Lines that hold the word "these" should be located and copied.

- _PROVIDED DATA_
* Start *
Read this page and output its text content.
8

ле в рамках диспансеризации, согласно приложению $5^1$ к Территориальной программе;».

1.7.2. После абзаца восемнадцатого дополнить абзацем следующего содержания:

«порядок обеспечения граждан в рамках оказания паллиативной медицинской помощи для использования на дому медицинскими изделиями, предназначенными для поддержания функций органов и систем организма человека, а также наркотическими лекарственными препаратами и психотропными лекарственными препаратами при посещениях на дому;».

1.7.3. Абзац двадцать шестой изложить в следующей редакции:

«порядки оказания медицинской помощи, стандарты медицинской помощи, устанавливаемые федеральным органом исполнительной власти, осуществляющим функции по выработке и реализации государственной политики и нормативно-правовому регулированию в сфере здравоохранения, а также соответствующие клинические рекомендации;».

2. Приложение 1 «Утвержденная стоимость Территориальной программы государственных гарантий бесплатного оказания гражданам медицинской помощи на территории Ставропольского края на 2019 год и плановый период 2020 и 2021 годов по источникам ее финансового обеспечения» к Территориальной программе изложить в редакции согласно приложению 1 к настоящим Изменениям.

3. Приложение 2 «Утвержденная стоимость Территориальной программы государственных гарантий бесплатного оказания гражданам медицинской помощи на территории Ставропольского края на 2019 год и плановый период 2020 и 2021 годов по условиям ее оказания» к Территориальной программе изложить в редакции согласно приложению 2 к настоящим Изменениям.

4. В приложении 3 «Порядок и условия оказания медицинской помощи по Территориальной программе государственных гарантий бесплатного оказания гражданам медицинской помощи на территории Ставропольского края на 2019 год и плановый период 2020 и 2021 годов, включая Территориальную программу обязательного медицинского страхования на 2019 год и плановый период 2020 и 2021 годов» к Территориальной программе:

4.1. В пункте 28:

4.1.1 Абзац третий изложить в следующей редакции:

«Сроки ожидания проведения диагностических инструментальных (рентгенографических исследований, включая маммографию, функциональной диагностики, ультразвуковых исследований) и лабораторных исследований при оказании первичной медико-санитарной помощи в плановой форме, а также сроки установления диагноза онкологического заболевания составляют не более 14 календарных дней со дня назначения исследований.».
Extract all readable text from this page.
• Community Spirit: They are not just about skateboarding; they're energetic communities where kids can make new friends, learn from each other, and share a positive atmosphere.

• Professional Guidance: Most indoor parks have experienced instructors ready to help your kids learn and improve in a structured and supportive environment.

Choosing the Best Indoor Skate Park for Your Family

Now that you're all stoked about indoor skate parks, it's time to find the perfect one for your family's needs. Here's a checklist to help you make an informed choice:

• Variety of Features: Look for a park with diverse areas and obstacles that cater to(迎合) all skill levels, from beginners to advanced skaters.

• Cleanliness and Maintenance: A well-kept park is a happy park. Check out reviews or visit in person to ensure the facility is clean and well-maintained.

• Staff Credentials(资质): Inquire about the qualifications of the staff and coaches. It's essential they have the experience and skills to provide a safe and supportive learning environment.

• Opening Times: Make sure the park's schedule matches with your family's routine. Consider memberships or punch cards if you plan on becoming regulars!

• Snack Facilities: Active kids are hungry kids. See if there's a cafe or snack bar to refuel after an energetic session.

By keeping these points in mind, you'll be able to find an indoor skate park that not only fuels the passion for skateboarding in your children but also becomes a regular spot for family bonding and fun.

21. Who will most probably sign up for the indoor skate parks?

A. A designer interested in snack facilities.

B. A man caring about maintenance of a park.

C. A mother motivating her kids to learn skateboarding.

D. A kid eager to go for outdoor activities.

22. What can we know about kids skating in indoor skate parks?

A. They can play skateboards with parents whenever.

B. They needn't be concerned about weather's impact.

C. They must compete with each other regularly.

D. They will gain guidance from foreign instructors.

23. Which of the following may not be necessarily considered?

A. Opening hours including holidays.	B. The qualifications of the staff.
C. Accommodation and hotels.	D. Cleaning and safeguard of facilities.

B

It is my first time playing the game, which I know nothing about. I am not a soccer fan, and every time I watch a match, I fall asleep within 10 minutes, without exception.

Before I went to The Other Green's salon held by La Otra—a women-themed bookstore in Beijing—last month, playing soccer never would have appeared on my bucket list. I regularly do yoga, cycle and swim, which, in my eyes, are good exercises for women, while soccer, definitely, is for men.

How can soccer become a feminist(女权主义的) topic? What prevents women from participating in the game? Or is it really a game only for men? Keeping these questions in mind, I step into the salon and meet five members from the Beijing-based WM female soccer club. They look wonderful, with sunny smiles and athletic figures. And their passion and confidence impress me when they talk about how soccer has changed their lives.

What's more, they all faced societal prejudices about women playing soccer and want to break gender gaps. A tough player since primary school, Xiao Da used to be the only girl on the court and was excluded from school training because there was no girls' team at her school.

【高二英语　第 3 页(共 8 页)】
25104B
* End *
- _WORKED SOLUTION_
By keeping these points in mind, you'll be able to find an indoor skate park that not only fuels the passion for skateboarding in your children but also becomes a regular spot for family bonding and fun.
How can soccer become a feminist(女权主义的) topic? What prevents women from participating in the game? Or is it really a game only for men? Keeping these questions in mind, I step into the salon and meet five members from the Beijing-based WM female soccer club. They look wonderful, with sunny smiles and athletic figures. And their passion and confidence impress me when they talk about how soccer has changed their lives.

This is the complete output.